● **TASK DESCRIPTION**: In the data below, find every line with the string "minus" and pull it out.

--- Begin RECORDS SUPPLIED ---

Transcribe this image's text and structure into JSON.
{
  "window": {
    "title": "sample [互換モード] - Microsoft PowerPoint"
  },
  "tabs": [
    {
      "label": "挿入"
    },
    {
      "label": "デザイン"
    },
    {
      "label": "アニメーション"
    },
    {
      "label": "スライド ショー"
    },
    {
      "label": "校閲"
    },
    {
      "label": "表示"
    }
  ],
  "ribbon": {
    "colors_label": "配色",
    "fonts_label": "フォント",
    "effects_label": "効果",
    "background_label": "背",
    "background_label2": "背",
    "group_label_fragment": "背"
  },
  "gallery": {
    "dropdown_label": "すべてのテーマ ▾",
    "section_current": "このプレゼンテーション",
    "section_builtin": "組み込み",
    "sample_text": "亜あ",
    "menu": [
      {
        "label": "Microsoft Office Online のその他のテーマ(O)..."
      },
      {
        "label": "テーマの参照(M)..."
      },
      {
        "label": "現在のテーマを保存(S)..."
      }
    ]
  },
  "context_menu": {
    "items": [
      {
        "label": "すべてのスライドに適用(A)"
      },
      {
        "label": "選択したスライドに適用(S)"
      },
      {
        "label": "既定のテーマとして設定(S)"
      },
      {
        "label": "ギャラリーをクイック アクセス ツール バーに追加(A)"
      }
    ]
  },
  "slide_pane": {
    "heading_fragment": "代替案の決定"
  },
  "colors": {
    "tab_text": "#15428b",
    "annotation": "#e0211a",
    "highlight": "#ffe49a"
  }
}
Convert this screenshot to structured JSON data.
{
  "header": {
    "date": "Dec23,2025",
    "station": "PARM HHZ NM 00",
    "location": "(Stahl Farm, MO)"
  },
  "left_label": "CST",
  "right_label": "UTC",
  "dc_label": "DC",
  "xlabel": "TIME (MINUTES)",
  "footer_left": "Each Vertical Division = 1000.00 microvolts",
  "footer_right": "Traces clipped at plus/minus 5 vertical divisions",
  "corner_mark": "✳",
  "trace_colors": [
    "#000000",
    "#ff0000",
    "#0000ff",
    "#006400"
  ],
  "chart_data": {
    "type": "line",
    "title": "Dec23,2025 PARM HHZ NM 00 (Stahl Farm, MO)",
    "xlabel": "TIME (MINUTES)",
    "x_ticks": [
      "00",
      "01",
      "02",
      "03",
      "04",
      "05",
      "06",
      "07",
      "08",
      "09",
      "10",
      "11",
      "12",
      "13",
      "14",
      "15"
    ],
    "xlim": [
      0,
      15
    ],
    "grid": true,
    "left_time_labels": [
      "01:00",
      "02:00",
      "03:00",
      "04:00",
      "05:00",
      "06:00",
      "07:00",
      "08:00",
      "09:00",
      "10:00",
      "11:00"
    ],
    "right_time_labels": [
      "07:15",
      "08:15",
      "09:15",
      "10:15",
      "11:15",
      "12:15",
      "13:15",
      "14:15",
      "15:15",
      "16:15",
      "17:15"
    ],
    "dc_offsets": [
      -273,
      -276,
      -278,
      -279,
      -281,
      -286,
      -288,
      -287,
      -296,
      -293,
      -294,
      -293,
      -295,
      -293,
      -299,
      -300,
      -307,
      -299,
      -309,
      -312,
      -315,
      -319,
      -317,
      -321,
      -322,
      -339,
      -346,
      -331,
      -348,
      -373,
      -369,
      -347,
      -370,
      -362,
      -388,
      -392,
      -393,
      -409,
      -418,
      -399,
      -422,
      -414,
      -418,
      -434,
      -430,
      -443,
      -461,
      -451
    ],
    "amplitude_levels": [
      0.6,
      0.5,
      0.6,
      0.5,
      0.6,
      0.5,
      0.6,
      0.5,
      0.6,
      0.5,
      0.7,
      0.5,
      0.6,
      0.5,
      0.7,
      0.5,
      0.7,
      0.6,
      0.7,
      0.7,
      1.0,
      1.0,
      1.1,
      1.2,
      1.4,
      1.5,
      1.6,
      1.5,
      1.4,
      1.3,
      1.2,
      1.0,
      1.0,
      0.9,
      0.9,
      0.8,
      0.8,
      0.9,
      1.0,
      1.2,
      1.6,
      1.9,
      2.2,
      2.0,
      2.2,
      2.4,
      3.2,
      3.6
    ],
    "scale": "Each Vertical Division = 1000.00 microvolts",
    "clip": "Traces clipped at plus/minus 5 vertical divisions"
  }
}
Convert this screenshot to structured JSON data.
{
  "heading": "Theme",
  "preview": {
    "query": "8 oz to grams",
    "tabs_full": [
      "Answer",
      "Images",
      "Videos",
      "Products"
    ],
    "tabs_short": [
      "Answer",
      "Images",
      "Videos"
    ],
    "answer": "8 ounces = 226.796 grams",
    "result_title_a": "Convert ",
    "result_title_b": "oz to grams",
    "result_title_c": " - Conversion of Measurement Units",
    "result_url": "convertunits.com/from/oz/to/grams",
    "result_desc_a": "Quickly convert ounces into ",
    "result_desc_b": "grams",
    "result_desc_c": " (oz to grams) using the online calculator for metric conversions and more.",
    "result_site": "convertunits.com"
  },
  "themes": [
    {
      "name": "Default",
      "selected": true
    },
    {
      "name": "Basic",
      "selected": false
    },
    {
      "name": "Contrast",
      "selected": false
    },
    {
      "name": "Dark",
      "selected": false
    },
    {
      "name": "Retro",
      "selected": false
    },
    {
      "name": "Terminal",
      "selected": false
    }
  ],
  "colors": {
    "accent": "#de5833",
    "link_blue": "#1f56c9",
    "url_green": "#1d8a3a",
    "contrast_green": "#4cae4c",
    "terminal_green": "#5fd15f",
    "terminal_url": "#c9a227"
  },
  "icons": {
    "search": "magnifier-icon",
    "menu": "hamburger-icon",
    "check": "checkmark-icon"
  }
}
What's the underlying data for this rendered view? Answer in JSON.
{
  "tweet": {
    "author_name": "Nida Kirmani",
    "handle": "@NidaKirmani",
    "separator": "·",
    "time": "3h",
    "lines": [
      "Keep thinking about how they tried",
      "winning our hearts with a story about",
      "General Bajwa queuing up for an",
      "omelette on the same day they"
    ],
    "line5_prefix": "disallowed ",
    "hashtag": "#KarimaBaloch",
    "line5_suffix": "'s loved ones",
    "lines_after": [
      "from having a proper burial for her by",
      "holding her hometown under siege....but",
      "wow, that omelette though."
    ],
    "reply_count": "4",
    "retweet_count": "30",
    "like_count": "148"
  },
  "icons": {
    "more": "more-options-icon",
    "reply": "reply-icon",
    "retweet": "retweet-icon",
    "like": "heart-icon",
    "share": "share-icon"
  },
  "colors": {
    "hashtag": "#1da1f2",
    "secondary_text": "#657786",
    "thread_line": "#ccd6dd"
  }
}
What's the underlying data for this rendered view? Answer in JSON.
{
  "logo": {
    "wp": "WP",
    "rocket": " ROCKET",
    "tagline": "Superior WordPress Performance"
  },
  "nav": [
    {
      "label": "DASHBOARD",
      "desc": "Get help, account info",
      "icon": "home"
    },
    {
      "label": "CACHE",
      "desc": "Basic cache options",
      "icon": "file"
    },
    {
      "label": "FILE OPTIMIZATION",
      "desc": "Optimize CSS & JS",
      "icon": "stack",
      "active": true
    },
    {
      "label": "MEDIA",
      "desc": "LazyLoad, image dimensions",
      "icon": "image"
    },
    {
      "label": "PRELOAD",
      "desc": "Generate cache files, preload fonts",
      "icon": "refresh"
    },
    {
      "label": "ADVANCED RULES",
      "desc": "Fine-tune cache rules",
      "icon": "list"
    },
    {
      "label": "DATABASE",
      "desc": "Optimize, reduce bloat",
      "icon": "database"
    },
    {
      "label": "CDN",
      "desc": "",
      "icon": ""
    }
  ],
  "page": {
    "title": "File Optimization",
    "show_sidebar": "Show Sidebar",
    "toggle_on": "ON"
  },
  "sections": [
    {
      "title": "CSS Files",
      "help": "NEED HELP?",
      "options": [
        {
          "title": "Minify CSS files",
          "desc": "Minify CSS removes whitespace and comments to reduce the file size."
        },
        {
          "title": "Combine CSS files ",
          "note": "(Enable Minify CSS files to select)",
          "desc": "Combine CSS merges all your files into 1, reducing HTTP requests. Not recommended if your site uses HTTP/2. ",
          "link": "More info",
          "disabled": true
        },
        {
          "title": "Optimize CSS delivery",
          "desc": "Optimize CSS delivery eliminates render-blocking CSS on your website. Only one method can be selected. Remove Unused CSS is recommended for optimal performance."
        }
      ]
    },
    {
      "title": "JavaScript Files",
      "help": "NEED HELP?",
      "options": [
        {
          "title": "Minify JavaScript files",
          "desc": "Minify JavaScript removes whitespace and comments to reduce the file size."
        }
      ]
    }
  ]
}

--- End RECORDS SUPPLIED ---

● **CORRECT RESULT**:
  "footer_right": "Traces clipped at plus/minus 5 vertical divisions",
    "clip": "Traces clipped at plus/minus 5 vertical divisions"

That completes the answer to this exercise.